* [Set exercise]
Reproduce all the entries exactly.

........

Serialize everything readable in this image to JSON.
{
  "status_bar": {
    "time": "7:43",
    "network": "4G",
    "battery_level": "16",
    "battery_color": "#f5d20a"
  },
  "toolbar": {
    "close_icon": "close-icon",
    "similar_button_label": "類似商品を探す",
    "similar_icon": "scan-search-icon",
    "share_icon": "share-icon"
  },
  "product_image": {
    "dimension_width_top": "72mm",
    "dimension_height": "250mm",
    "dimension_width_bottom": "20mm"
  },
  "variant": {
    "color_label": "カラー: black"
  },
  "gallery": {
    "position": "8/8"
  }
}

........

* [Complete output]
Serialize everything readable in this image to JSON.
{
  "status_bar": {
    "time": "7:43",
    "network": "4G",
    "battery_level": "16",
    "battery_color": "#f5d20a"
  },
  "toolbar": {
    "close_icon": "close-icon",
    "similar_button_label": "類似商品を探す",
    "similar_icon": "scan-search-icon",
    "share_icon": "share-icon"
  },
  "product_image": {
    "dimension_width_top": "72mm",
    "dimension_height": "250mm",
    "dimension_width_bottom": "20mm"
  },
  "variant": {
    "color_label": "カラー: black"
  },
  "gallery": {
    "position": "8/8"
  }
}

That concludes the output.